↓

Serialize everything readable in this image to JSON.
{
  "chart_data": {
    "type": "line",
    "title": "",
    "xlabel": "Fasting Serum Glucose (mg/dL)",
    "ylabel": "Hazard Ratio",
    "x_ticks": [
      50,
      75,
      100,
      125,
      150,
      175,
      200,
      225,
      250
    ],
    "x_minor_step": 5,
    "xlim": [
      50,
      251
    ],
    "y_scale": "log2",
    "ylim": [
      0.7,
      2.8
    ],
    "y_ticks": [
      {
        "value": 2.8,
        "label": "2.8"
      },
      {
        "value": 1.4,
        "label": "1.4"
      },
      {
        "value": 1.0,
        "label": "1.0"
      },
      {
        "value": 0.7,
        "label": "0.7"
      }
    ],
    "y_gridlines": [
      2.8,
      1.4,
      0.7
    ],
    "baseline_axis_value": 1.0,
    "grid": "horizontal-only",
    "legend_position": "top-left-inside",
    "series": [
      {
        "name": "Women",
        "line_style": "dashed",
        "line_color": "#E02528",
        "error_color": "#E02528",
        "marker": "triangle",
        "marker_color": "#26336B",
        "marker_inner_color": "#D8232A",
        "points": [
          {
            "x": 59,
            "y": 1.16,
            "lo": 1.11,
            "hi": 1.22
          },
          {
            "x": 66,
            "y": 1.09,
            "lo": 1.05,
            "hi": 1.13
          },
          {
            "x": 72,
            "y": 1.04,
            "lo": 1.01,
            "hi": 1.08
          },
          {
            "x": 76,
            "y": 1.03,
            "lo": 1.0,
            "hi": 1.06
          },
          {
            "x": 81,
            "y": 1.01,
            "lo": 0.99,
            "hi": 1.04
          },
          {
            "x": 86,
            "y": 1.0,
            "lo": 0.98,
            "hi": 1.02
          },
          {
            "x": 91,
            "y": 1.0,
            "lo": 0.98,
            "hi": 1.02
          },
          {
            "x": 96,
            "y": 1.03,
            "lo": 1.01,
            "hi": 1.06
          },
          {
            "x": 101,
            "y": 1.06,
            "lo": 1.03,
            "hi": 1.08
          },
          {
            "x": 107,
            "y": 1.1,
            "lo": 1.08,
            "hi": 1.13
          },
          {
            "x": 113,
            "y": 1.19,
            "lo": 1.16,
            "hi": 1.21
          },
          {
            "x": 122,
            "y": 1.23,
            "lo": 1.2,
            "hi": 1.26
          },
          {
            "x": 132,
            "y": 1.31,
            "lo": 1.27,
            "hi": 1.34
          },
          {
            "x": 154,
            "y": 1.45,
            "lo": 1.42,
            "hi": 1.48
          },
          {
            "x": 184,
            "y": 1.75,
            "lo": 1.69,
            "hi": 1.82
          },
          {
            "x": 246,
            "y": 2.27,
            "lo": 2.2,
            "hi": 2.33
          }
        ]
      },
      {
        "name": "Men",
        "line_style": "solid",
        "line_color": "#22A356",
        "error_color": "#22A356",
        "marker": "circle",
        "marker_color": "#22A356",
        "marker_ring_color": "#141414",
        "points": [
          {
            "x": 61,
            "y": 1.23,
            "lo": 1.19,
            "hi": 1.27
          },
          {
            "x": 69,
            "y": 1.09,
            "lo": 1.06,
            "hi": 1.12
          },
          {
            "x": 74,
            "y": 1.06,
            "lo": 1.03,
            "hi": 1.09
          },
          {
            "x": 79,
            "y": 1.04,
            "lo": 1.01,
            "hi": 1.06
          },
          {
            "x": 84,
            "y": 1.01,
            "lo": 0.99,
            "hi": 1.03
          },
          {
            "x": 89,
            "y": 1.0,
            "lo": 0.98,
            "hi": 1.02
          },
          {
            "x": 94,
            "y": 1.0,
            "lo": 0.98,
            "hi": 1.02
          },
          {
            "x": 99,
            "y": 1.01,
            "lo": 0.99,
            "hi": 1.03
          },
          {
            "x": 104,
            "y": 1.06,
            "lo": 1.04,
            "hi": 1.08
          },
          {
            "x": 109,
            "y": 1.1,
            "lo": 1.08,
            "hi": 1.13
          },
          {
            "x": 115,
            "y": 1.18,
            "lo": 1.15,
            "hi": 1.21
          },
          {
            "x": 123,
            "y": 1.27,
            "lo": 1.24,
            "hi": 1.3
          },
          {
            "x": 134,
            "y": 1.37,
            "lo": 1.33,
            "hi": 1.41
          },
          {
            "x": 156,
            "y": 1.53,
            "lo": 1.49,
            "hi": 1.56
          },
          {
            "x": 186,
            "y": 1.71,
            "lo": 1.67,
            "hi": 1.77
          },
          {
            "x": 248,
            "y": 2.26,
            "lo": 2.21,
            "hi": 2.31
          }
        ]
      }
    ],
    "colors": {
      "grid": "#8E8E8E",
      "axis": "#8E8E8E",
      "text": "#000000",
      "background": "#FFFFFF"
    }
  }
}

↑

Exercise | Exactly reproduce every line of the data above.

Solution for this exercise |
Serialize everything readable in this image to JSON.
{
  "chart_data": {
    "type": "line",
    "title": "",
    "xlabel": "Fasting Serum Glucose (mg/dL)",
    "ylabel": "Hazard Ratio",
    "x_ticks": [
      50,
      75,
      100,
      125,
      150,
      175,
      200,
      225,
      250
    ],
    "x_minor_step": 5,
    "xlim": [
      50,
      251
    ],
    "y_scale": "log2",
    "ylim": [
      0.7,
      2.8
    ],
    "y_ticks": [
      {
        "value": 2.8,
        "label": "2.8"
      },
      {
        "value": 1.4,
        "label": "1.4"
      },
      {
        "value": 1.0,
        "label": "1.0"
      },
      {
        "value": 0.7,
        "label": "0.7"
      }
    ],
    "y_gridlines": [
      2.8,
      1.4,
      0.7
    ],
    "baseline_axis_value": 1.0,
    "grid": "horizontal-only",
    "legend_position": "top-left-inside",
    "series": [
      {
        "name": "Women",
        "line_style": "dashed",
        "line_color": "#E02528",
        "error_color": "#E02528",
        "marker": "triangle",
        "marker_color": "#26336B",
        "marker_inner_color": "#D8232A",
        "points": [
          {
            "x": 59,
            "y": 1.16,
            "lo": 1.11,
            "hi": 1.22
          },
          {
            "x": 66,
            "y": 1.09,
            "lo": 1.05,
            "hi": 1.13
          },
          {
            "x": 72,
            "y": 1.04,
            "lo": 1.01,
            "hi": 1.08
          },
          {
            "x": 76,
            "y": 1.03,
            "lo": 1.0,
            "hi": 1.06
          },
          {
            "x": 81,
            "y": 1.01,
            "lo": 0.99,
            "hi": 1.04
          },
          {
            "x": 86,
            "y": 1.0,
            "lo": 0.98,
            "hi": 1.02
          },
          {
            "x": 91,
            "y": 1.0,
            "lo": 0.98,
            "hi": 1.02
          },
          {
            "x": 96,
            "y": 1.03,
            "lo": 1.01,
            "hi": 1.06
          },
          {
            "x": 101,
            "y": 1.06,
            "lo": 1.03,
            "hi": 1.08
          },
          {
            "x": 107,
            "y": 1.1,
            "lo": 1.08,
            "hi": 1.13
          },
          {
            "x": 113,
            "y": 1.19,
            "lo": 1.16,
            "hi": 1.21
          },
          {
            "x": 122,
            "y": 1.23,
            "lo": 1.2,
            "hi": 1.26
          },
          {
            "x": 132,
            "y": 1.31,
            "lo": 1.27,
            "hi": 1.34
          },
          {
            "x": 154,
            "y": 1.45,
            "lo": 1.42,
            "hi": 1.48
          },
          {
            "x": 184,
            "y": 1.75,
            "lo": 1.69,
            "hi": 1.82
          },
          {
            "x": 246,
            "y": 2.27,
            "lo": 2.2,
            "hi": 2.33
          }
        ]
      },
      {
        "name": "Men",
        "line_style": "solid",
        "line_color": "#22A356",
        "error_color": "#22A356",
        "marker": "circle",
        "marker_color": "#22A356",
        "marker_ring_color": "#141414",
        "points": [
          {
            "x": 61,
            "y": 1.23,
            "lo": 1.19,
            "hi": 1.27
          },
          {
            "x": 69,
            "y": 1.09,
            "lo": 1.06,
            "hi": 1.12
          },
          {
            "x": 74,
            "y": 1.06,
            "lo": 1.03,
            "hi": 1.09
          },
          {
            "x": 79,
            "y": 1.04,
            "lo": 1.01,
            "hi": 1.06
          },
          {
            "x": 84,
            "y": 1.01,
            "lo": 0.99,
            "hi": 1.03
          },
          {
            "x": 89,
            "y": 1.0,
            "lo": 0.98,
            "hi": 1.02
          },
          {
            "x": 94,
            "y": 1.0,
            "lo": 0.98,
            "hi": 1.02
          },
          {
            "x": 99,
            "y": 1.01,
            "lo": 0.99,
            "hi": 1.03
          },
          {
            "x": 104,
            "y": 1.06,
            "lo": 1.04,
            "hi": 1.08
          },
          {
            "x": 109,
            "y": 1.1,
            "lo": 1.08,
            "hi": 1.13
          },
          {
            "x": 115,
            "y": 1.18,
            "lo": 1.15,
            "hi": 1.21
          },
          {
            "x": 123,
            "y": 1.27,
            "lo": 1.24,
            "hi": 1.3
          },
          {
            "x": 134,
            "y": 1.37,
            "lo": 1.33,
            "hi": 1.41
          },
          {
            "x": 156,
            "y": 1.53,
            "lo": 1.49,
            "hi": 1.56
          },
          {
            "x": 186,
            "y": 1.71,
            "lo": 1.67,
            "hi": 1.77
          },
          {
            "x": 248,
            "y": 2.26,
            "lo": 2.21,
            "hi": 2.31
          }
        ]
      }
    ],
    "colors": {
      "grid": "#8E8E8E",
      "axis": "#8E8E8E",
      "text": "#000000",
      "background": "#FFFFFF"
    }
  }
}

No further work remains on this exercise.